- _Instruction_
Show every line in the records below that contains the word "liable".

Dataset items
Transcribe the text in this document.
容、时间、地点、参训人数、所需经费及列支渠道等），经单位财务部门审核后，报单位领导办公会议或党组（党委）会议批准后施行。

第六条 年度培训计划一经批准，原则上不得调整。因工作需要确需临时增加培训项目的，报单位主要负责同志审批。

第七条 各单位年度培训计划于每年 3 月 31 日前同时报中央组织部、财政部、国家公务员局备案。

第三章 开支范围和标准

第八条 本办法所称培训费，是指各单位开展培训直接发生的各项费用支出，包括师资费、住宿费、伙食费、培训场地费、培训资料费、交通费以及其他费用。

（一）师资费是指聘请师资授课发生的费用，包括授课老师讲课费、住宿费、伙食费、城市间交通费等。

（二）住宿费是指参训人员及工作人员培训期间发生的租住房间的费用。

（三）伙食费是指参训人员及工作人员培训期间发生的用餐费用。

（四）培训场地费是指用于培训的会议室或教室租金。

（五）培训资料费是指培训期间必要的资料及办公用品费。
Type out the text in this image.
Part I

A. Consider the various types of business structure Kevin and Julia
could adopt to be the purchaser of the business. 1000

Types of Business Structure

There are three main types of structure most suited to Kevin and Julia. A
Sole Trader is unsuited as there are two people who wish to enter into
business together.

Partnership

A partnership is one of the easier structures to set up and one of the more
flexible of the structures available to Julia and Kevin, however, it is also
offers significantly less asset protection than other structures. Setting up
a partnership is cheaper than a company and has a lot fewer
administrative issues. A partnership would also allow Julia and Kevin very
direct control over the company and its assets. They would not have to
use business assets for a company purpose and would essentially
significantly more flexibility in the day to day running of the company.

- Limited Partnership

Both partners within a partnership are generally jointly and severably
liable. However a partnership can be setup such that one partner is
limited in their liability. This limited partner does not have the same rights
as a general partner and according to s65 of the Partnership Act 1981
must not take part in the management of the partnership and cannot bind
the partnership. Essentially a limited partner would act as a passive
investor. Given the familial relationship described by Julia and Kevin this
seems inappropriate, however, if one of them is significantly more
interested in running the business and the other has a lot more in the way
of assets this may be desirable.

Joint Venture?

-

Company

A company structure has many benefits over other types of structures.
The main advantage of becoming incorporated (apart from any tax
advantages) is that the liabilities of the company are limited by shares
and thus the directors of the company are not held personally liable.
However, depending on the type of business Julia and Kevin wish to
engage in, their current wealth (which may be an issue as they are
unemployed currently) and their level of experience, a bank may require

- _Result of this exercise_
liable. However a partnership can be setup such that one partner is
and thus the directors of the company are not held personally liable.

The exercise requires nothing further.